▶ _EXERCISE GOAL_
In the material below, find all lines with the string "configuración" and copy them.

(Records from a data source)

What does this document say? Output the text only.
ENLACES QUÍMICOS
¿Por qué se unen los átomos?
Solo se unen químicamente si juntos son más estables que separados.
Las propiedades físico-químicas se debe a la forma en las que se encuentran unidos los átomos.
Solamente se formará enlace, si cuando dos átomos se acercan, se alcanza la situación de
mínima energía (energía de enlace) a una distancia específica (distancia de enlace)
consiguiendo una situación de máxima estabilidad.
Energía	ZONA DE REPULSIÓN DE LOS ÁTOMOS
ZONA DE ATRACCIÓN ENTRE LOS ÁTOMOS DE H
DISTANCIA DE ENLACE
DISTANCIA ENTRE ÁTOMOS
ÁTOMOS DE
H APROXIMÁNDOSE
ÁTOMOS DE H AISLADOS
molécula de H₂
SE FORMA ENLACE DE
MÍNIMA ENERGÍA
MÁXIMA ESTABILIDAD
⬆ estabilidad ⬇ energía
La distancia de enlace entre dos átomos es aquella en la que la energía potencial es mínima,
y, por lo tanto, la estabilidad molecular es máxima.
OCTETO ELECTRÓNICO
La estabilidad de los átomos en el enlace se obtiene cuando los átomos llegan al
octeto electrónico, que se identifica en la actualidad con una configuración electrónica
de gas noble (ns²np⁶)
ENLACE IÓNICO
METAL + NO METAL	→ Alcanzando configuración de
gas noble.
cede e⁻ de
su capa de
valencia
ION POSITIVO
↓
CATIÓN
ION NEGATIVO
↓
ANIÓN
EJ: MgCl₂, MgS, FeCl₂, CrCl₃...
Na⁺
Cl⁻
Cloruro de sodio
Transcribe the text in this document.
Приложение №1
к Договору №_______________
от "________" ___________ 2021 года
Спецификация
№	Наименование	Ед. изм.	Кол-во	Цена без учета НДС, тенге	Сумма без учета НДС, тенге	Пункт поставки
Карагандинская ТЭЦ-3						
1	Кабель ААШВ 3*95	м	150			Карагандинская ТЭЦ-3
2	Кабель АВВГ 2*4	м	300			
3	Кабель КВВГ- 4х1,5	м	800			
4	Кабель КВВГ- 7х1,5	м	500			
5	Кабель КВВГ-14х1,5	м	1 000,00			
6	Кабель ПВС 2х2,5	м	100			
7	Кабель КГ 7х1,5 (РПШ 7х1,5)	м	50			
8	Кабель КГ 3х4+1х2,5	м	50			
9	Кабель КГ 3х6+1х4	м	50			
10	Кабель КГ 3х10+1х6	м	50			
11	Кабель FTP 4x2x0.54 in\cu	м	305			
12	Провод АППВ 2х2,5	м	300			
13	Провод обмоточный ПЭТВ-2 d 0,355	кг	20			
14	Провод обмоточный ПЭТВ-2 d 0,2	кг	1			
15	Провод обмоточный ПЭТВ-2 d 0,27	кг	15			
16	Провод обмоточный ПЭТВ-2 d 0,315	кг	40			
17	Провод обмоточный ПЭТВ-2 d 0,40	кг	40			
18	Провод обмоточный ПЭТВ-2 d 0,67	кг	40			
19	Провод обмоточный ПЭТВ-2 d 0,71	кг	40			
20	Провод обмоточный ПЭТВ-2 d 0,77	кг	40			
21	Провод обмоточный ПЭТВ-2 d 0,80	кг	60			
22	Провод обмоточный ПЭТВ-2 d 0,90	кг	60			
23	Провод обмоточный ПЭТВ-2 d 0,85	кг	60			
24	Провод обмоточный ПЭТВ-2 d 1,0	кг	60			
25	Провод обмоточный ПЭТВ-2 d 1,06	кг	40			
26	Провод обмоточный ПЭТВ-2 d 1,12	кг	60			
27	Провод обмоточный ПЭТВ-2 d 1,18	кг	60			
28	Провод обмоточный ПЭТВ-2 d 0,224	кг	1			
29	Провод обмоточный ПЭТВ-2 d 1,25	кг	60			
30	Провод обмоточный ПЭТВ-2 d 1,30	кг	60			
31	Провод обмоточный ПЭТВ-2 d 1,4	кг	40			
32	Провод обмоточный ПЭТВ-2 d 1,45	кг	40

▶ _EXERCISE ANSWER_
octeto electrónico, que se identifica en la actualidad con una configuración electrónica
METAL + NO METAL	→ Alcanzando configuración de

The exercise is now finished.